## To do
Reproduce this listing in full.

--- start Information shown ---

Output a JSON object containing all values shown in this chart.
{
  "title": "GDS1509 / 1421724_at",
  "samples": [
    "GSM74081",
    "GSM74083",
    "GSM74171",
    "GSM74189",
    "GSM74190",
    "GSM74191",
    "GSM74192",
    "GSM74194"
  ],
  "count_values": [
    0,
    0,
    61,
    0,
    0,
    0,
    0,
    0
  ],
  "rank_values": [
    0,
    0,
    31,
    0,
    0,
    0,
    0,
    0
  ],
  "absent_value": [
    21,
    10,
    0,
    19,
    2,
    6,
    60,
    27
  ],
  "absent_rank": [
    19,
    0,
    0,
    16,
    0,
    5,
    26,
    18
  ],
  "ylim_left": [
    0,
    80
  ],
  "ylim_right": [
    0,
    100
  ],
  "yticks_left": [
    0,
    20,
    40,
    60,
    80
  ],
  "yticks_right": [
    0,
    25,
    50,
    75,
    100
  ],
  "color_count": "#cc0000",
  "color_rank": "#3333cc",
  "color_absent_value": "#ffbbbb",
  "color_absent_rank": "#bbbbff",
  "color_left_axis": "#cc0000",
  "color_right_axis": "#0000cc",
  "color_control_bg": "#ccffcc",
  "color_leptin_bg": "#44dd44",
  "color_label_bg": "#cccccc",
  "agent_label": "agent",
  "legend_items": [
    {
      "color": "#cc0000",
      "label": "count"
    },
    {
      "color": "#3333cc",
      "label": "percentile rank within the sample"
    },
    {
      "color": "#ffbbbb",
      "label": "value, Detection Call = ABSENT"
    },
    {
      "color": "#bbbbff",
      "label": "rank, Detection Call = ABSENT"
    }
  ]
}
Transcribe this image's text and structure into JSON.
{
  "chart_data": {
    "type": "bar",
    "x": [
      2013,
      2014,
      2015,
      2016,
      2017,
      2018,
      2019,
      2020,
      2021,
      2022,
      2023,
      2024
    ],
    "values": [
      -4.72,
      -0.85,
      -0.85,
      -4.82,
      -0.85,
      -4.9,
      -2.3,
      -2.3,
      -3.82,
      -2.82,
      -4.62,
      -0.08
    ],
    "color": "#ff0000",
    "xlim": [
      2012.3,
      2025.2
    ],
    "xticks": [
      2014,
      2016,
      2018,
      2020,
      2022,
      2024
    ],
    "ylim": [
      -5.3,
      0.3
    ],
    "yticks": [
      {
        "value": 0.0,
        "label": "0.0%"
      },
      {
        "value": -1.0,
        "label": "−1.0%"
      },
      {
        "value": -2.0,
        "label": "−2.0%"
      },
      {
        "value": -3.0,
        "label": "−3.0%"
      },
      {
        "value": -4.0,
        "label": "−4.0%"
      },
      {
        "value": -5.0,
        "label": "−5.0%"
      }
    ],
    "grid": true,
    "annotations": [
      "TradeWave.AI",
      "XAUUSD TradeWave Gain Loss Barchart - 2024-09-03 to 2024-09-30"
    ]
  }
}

--- end Information shown ---

## Finished task
Output a JSON object containing all values shown in this chart.
{
  "title": "GDS1509 / 1421724_at",
  "samples": [
    "GSM74081",
    "GSM74083",
    "GSM74171",
    "GSM74189",
    "GSM74190",
    "GSM74191",
    "GSM74192",
    "GSM74194"
  ],
  "count_values": [
    0,
    0,
    61,
    0,
    0,
    0,
    0,
    0
  ],
  "rank_values": [
    0,
    0,
    31,
    0,
    0,
    0,
    0,
    0
  ],
  "absent_value": [
    21,
    10,
    0,
    19,
    2,
    6,
    60,
    27
  ],
  "absent_rank": [
    19,
    0,
    0,
    16,
    0,
    5,
    26,
    18
  ],
  "ylim_left": [
    0,
    80
  ],
  "ylim_right": [
    0,
    100
  ],
  "yticks_left": [
    0,
    20,
    40,
    60,
    80
  ],
  "yticks_right": [
    0,
    25,
    50,
    75,
    100
  ],
  "color_count": "#cc0000",
  "color_rank": "#3333cc",
  "color_absent_value": "#ffbbbb",
  "color_absent_rank": "#bbbbff",
  "color_left_axis": "#cc0000",
  "color_right_axis": "#0000cc",
  "color_control_bg": "#ccffcc",
  "color_leptin_bg": "#44dd44",
  "color_label_bg": "#cccccc",
  "agent_label": "agent",
  "legend_items": [
    {
      "color": "#cc0000",
      "label": "count"
    },
    {
      "color": "#3333cc",
      "label": "percentile rank within the sample"
    },
    {
      "color": "#ffbbbb",
      "label": "value, Detection Call = ABSENT"
    },
    {
      "color": "#bbbbff",
      "label": "rank, Detection Call = ABSENT"
    }
  ]
}
Transcribe this image's text and structure into JSON.
{
  "chart_data": {
    "type": "bar",
    "x": [
      2013,
      2014,
      2015,
      2016,
      2017,
      2018,
      2019,
      2020,
      2021,
      2022,
      2023,
      2024
    ],
    "values": [
      -4.72,
      -0.85,
      -0.85,
      -4.82,
      -0.85,
      -4.9,
      -2.3,
      -2.3,
      -3.82,
      -2.82,
      -4.62,
      -0.08
    ],
    "color": "#ff0000",
    "xlim": [
      2012.3,
      2025.2
    ],
    "xticks": [
      2014,
      2016,
      2018,
      2020,
      2022,
      2024
    ],
    "ylim": [
      -5.3,
      0.3
    ],
    "yticks": [
      {
        "value": 0.0,
        "label": "0.0%"
      },
      {
        "value": -1.0,
        "label": "−1.0%"
      },
      {
        "value": -2.0,
        "label": "−2.0%"
      },
      {
        "value": -3.0,
        "label": "−3.0%"
      },
      {
        "value": -4.0,
        "label": "−4.0%"
      },
      {
        "value": -5.0,
        "label": "−5.0%"
      }
    ],
    "grid": true,
    "annotations": [
      "TradeWave.AI",
      "XAUUSD TradeWave Gain Loss Barchart - 2024-09-03 to 2024-09-30"
    ]
  }
}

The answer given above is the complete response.